■ **Consigna de trabajo A**: Copia del fragmento sobre el ninguneo todo el tramo que va desde "Lo que sí recuerdo" hasta "salió de cuadro.".
■ **Consigna de trabajo B**: Traduce al inglés esta oración del fragmento sobre el ninguneo: "Su asistenta, una señora de andar pausado y con el cabello recogido en rodete, acudió a la puerta."
■ **Consigna de trabajo C**: Retoma el fragmento sobre el ninguneo y continúalo a partir de su última oración.

■ **Fragmento**:

—————

Lo que sí recuerdo con nitidez fue lo que dijo al reencontrarnos en la penumbra, concluida la entrevista. Estaba agradeciéndole por haberme recibido y, de pronto, oímos el timbre. Su asistenta, una señora de andar pausado y con el cabello recogido en rodete, acudió a la puerta. Paz, muy atento, la observó hasta que salió de cuadro.

Y unos segundos después, cuando la asistente volvía a sus quehaceres en total silencio, el poeta le preguntó:

—¿Quién era?

—Nadie, señor —contestó ella, sin detenerse.

Entonces, Paz, abriendo los ojos, me miró:

—¿Ha escuchado usted? —exclamó en voz baja—. «¡Nadie!...». Tocaron a la puerta, ¿no es cierto? Y, como usted ha podido ver, yo indagué y, sin más, me respondieron «nadie», que no era nadie… ¿Nadie? Alguien ha tenido que ser… Un mensajero, un conserje, un vecino… Bueno, sobre este tema se nos olvidó hablar… Se trata de la pasión mexicana por negar, tapar o disimular al otro, con el propósito de hacerlo fantasmal; aquí lo llamamos «ninguneo», término coloquial para designar una praxis colectiva que menciono en El laberinto de la soledad: el ninguneo es otra forma del menosprecio, por la cual «alguien» procede sin culpa en contra de «cualquiera» que obstruya su camino, a quien trasforma en «ninguno».

Pero ahí no acabó el rollo. Tras darme cátedra sobre el ninguneo, siguió con otra expresión del habla popular, entendida como motor de la dinámica social.

—————

■ **Información proporcionada**:
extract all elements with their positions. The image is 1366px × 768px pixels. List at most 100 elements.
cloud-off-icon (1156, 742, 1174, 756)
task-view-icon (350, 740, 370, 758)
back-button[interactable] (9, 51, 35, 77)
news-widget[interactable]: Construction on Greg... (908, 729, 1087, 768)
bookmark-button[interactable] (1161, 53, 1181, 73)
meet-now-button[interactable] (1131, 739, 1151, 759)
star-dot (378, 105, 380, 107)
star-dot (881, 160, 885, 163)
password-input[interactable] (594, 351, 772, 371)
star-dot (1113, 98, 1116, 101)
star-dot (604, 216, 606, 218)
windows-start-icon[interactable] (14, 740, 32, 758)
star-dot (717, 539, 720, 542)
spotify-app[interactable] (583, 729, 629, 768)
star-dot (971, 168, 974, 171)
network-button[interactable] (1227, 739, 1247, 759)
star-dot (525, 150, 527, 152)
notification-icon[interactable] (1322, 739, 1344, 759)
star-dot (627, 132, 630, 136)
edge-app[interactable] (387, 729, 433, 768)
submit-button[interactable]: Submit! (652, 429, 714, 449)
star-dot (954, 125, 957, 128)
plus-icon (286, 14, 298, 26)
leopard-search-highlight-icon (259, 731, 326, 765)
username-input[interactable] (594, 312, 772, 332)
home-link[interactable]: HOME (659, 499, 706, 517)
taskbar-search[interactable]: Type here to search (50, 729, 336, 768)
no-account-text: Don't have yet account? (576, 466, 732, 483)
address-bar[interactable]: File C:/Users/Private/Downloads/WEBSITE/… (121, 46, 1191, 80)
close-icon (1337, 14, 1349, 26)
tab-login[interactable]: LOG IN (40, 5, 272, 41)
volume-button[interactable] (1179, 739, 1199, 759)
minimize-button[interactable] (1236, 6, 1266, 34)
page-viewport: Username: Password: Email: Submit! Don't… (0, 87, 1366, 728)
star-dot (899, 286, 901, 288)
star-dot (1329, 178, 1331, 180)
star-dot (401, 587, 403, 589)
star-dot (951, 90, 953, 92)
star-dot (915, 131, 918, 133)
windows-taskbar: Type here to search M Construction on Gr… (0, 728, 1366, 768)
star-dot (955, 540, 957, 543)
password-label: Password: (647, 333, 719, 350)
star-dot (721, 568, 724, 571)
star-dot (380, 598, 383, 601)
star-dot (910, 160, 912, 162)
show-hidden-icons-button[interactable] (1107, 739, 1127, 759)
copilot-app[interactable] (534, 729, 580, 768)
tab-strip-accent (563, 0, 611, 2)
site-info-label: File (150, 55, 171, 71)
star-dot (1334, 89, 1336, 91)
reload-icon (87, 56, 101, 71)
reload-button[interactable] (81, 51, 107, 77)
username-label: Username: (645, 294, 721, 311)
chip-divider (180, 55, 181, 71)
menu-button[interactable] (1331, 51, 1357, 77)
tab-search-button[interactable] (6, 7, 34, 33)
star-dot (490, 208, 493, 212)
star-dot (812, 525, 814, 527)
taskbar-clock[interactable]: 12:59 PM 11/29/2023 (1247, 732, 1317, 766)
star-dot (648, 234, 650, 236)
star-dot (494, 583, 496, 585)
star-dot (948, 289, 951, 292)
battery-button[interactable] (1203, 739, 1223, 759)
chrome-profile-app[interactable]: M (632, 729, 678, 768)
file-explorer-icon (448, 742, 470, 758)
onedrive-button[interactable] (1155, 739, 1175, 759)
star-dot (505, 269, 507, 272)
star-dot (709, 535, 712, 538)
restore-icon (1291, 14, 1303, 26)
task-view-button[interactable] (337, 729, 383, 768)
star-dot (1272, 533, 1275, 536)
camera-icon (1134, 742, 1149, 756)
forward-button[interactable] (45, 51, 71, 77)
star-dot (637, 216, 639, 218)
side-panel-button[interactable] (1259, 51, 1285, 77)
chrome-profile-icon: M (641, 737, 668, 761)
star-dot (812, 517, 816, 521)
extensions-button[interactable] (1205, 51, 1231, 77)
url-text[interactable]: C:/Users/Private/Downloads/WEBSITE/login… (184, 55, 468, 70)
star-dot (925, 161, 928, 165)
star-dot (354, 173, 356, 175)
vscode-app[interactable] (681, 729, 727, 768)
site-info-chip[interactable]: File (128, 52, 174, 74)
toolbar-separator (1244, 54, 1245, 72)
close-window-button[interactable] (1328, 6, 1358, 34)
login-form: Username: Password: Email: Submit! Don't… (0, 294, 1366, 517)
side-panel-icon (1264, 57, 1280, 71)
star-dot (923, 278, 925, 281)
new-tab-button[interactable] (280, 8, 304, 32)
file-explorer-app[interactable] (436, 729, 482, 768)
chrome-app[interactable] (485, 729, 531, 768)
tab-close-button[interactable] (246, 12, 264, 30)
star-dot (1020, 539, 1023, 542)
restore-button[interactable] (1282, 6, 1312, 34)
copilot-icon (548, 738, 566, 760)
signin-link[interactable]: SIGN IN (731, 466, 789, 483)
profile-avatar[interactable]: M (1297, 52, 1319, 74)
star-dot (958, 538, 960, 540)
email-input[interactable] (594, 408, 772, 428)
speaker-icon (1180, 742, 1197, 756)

—————

■ **Espacio de respuesta A**:
Lo que sí recuerdo con nitidez fue lo que dijo al reencontrarnos en la penumbra, concluida la entrevista. Estaba agradeciéndole por haberme recibido y, de pronto, oímos el timbre. Su asistenta, una señora de andar pausado y con el cabello recogido en rodete, acudió a la puerta. Paz, muy atento, la observó hasta que salió de cuadro.

■ **Espacio de respuesta B**: His assistant, a woman with an unhurried gait and her hair pulled back in a bun, went to the door.

■ **Espacio de respuesta C**:
—La mordida —dijo—. Una enfermedad que aviva entusiasmos, sobre todo, cuando urge agilizar algún trámite. En México todo es lento: el tránsito, la burocracia, el Estado que da largas al ciudadano… Hoy la mordida resulta un sistema normal de incentivos, llámese soborno, coima, comisión, tajadita, porcentaje o, como por ahí oí decir, «el dorado aceite que permite a muchos deslizarse como la Pavlova».

Nos despedimos de Paz a la media hora, y decidí almorzar en mi habitación, mientras alistaba la entrevista de la tarde. Melissa llegó a recogerme del hotel dos horas después. Las preguntas que formularía al pintor Cuevas estaban definidas, pero, otra vez, en el taxi seguí con la manía de hacer ajustes. (No me extiendo sobre este personaje porque ya lo hice en 1987, en un gatuno libro de crónicas y entrevistas).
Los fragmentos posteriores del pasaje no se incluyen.